(Dataset records)

------------------------------------------------------------------------

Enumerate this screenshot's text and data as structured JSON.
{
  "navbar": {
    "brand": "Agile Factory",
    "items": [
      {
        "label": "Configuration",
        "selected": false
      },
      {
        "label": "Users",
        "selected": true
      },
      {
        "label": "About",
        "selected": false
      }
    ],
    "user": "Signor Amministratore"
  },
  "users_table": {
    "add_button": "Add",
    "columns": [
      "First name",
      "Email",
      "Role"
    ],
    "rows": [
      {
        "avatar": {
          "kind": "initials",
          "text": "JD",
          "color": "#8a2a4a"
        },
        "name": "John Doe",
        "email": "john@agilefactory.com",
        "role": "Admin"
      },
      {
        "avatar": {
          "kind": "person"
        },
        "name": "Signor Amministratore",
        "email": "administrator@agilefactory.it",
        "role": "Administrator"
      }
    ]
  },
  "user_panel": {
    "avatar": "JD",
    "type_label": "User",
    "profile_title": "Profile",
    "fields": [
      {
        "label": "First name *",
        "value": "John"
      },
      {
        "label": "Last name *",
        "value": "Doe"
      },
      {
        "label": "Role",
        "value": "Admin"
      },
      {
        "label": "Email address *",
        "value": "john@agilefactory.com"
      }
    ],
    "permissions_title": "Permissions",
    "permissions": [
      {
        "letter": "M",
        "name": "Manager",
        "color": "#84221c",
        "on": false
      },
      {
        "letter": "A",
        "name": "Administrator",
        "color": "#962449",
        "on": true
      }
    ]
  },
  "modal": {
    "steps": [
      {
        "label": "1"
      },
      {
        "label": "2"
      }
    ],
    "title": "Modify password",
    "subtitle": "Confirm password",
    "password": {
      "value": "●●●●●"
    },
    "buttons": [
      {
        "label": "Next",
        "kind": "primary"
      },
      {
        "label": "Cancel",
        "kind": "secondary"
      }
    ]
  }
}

------------------------------------------------------------------------

__To do__. Give all of the entries again, word for word.

__Solution to this exercise__.
Enumerate this screenshot's text and data as structured JSON.
{
  "navbar": {
    "brand": "Agile Factory",
    "items": [
      {
        "label": "Configuration",
        "selected": false
      },
      {
        "label": "Users",
        "selected": true
      },
      {
        "label": "About",
        "selected": false
      }
    ],
    "user": "Signor Amministratore"
  },
  "users_table": {
    "add_button": "Add",
    "columns": [
      "First name",
      "Email",
      "Role"
    ],
    "rows": [
      {
        "avatar": {
          "kind": "initials",
          "text": "JD",
          "color": "#8a2a4a"
        },
        "name": "John Doe",
        "email": "john@agilefactory.com",
        "role": "Admin"
      },
      {
        "avatar": {
          "kind": "person"
        },
        "name": "Signor Amministratore",
        "email": "administrator@agilefactory.it",
        "role": "Administrator"
      }
    ]
  },
  "user_panel": {
    "avatar": "JD",
    "type_label": "User",
    "profile_title": "Profile",
    "fields": [
      {
        "label": "First name *",
        "value": "John"
      },
      {
        "label": "Last name *",
        "value": "Doe"
      },
      {
        "label": "Role",
        "value": "Admin"
      },
      {
        "label": "Email address *",
        "value": "john@agilefactory.com"
      }
    ],
    "permissions_title": "Permissions",
    "permissions": [
      {
        "letter": "M",
        "name": "Manager",
        "color": "#84221c",
        "on": false
      },
      {
        "letter": "A",
        "name": "Administrator",
        "color": "#962449",
        "on": true
      }
    ]
  },
  "modal": {
    "steps": [
      {
        "label": "1"
      },
      {
        "label": "2"
      }
    ],
    "title": "Modify password",
    "subtitle": "Confirm password",
    "password": {
      "value": "●●●●●"
    },
    "buttons": [
      {
        "label": "Next",
        "kind": "primary"
      },
      {
        "label": "Cancel",
        "kind": "secondary"
      }
    ]
  }
}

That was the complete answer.